**Exercise details**
Only the number is wanted: how many lines contain the word "this"?

**Input data**
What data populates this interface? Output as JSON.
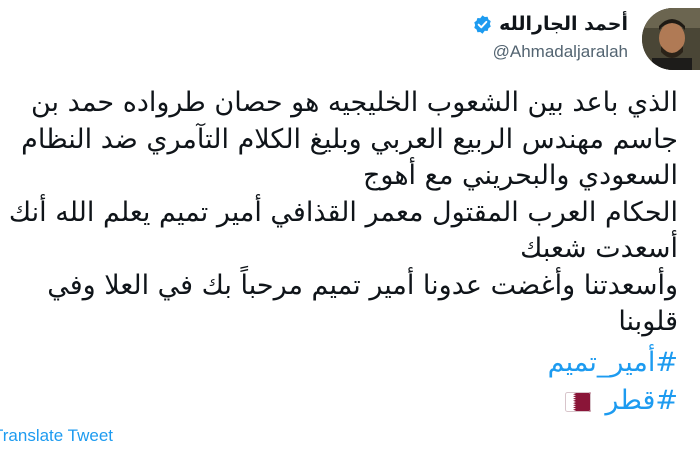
{
  "author": {
    "display_name": "أحمد الجارالله",
    "handle": "@Ahmadaljaralah",
    "verified": true
  },
  "tweet": {
    "lines": [
      "الذي باعد بين الشعوب الخليجيه هو حصان طرواده حمد بن",
      "جاسم مهندس الربيع العربي وبليغ الكلام التآمري ضد النظام",
      "السعودي والبحريني مع أهوج",
      "الحكام العرب المقتول معمر القذافي أمير تميم يعلم الله أنك",
      "أسعدت شعبك",
      "وأسعدتنا وأغضت عدونا أمير تميم مرحباً بك في العلا وفي",
      "قلوبنا"
    ],
    "hashtags": [
      "#أمير_تميم",
      "#قطر"
    ],
    "translate_label": "Translate Tweet"
  },
  "icons": {
    "more": "more-icon",
    "verified": "verified-badge-icon",
    "flag": "qatar-flag-icon"
  },
  "colors": {
    "link": "#1d9bf0",
    "verified": "#1d9bf0",
    "qatar_maroon": "#8a1538"
  }
}
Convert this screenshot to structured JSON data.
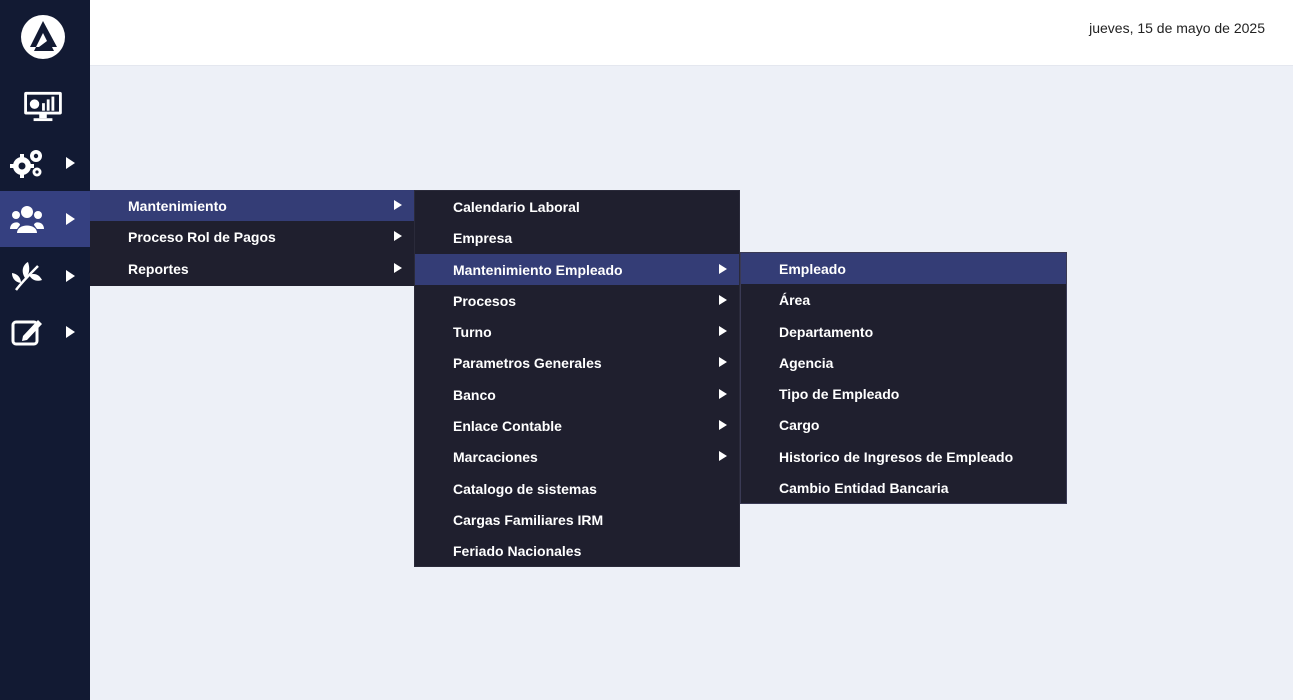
{
  "header": {
    "date": "jueves, 15 de mayo de 2025"
  },
  "sidebar": {
    "logo": "app-logo",
    "items": [
      {
        "icon": "dashboard-monitor-icon",
        "has_submenu": false
      },
      {
        "icon": "gears-icon",
        "has_submenu": true
      },
      {
        "icon": "users-group-icon",
        "has_submenu": true,
        "active": true
      },
      {
        "icon": "leaf-plant-icon",
        "has_submenu": true
      },
      {
        "icon": "edit-note-icon",
        "has_submenu": true
      }
    ]
  },
  "menu1": {
    "items": [
      {
        "label": "Mantenimiento",
        "has_submenu": true,
        "active": true
      },
      {
        "label": "Proceso Rol de Pagos",
        "has_submenu": true
      },
      {
        "label": "Reportes",
        "has_submenu": true
      }
    ]
  },
  "menu2": {
    "items": [
      {
        "label": "Calendario Laboral",
        "has_submenu": false
      },
      {
        "label": "Empresa",
        "has_submenu": false
      },
      {
        "label": "Mantenimiento Empleado",
        "has_submenu": true,
        "active": true
      },
      {
        "label": "Procesos",
        "has_submenu": true
      },
      {
        "label": "Turno",
        "has_submenu": true
      },
      {
        "label": "Parametros Generales",
        "has_submenu": true
      },
      {
        "label": "Banco",
        "has_submenu": true
      },
      {
        "label": "Enlace Contable",
        "has_submenu": true
      },
      {
        "label": "Marcaciones",
        "has_submenu": true
      },
      {
        "label": "Catalogo de sistemas",
        "has_submenu": false
      },
      {
        "label": "Cargas Familiares IRM",
        "has_submenu": false
      },
      {
        "label": "Feriado Nacionales",
        "has_submenu": false
      }
    ]
  },
  "menu3": {
    "items": [
      {
        "label": "Empleado",
        "active": true
      },
      {
        "label": "Área"
      },
      {
        "label": "Departamento"
      },
      {
        "label": "Agencia"
      },
      {
        "label": "Tipo de Empleado"
      },
      {
        "label": "Cargo"
      },
      {
        "label": "Historico de Ingresos de Empleado"
      },
      {
        "label": "Cambio Entidad Bancaria"
      }
    ]
  },
  "colors": {
    "sidebar_bg": "#121a33",
    "sidebar_active": "#354080",
    "menu_bg": "#1f1f2e",
    "menu_active": "#343d76",
    "page_bg": "#edf0f7"
  }
}
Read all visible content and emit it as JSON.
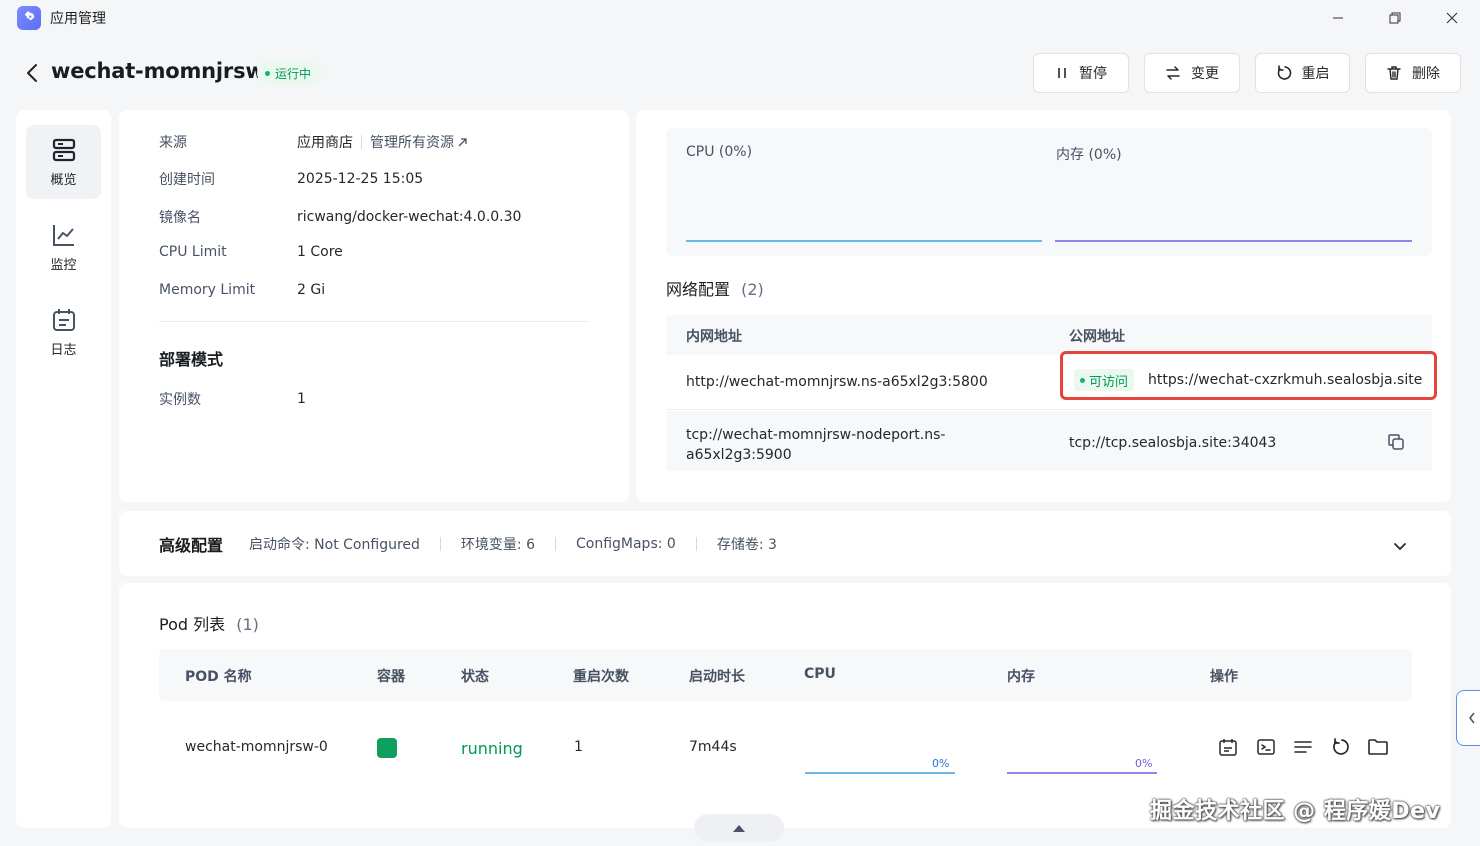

**Task output**
2